» **TASK REQUIREMENTS**
What you return should match every record exactly, with the images removed.

» **INPUT RECORDS**
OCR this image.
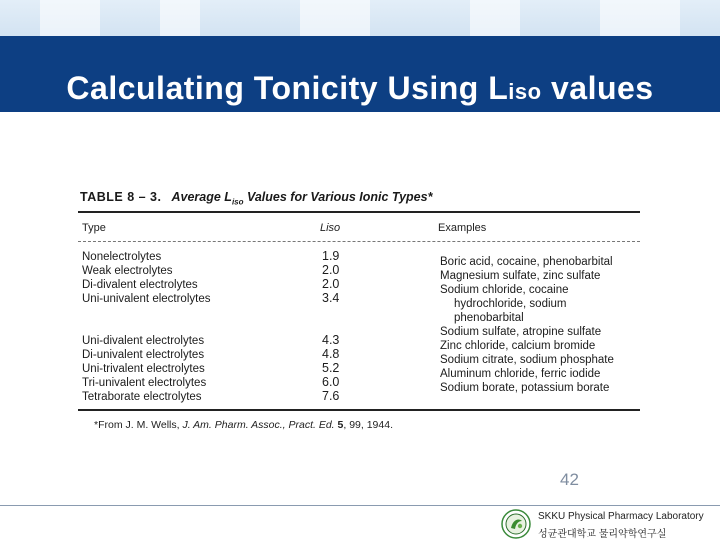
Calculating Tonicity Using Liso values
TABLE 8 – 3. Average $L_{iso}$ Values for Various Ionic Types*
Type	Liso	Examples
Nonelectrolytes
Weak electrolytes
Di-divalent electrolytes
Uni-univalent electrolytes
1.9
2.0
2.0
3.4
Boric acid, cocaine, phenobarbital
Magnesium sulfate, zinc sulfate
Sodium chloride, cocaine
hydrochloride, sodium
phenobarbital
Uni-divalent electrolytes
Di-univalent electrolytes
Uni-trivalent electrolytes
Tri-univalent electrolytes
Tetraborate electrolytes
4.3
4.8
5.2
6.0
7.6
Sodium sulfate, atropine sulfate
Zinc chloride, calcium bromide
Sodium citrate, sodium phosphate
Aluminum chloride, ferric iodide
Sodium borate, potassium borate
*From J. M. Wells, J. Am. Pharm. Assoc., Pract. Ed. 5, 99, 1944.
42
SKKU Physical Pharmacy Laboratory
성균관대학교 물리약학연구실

» **RESPONSE**
OCR this image.
Calculating Tonicity Using Liso values
TABLE 8 – 3. Average $L_{iso}$ Values for Various Ionic Types*
Type	Liso	Examples
Nonelectrolytes
Weak electrolytes
Di-divalent electrolytes
Uni-univalent electrolytes
1.9
2.0
2.0
3.4
Boric acid, cocaine, phenobarbital
Magnesium sulfate, zinc sulfate
Sodium chloride, cocaine
hydrochloride, sodium
phenobarbital
Uni-divalent electrolytes
Di-univalent electrolytes
Uni-trivalent electrolytes
Tri-univalent electrolytes
Tetraborate electrolytes
4.3
4.8
5.2
6.0
7.6
Sodium sulfate, atropine sulfate
Zinc chloride, calcium bromide
Sodium citrate, sodium phosphate
Aluminum chloride, ferric iodide
Sodium borate, potassium borate
*From J. M. Wells, J. Am. Pharm. Assoc., Pract. Ed. 5, 99, 1944.
42
SKKU Physical Pharmacy Laboratory
성균관대학교 물리약학연구실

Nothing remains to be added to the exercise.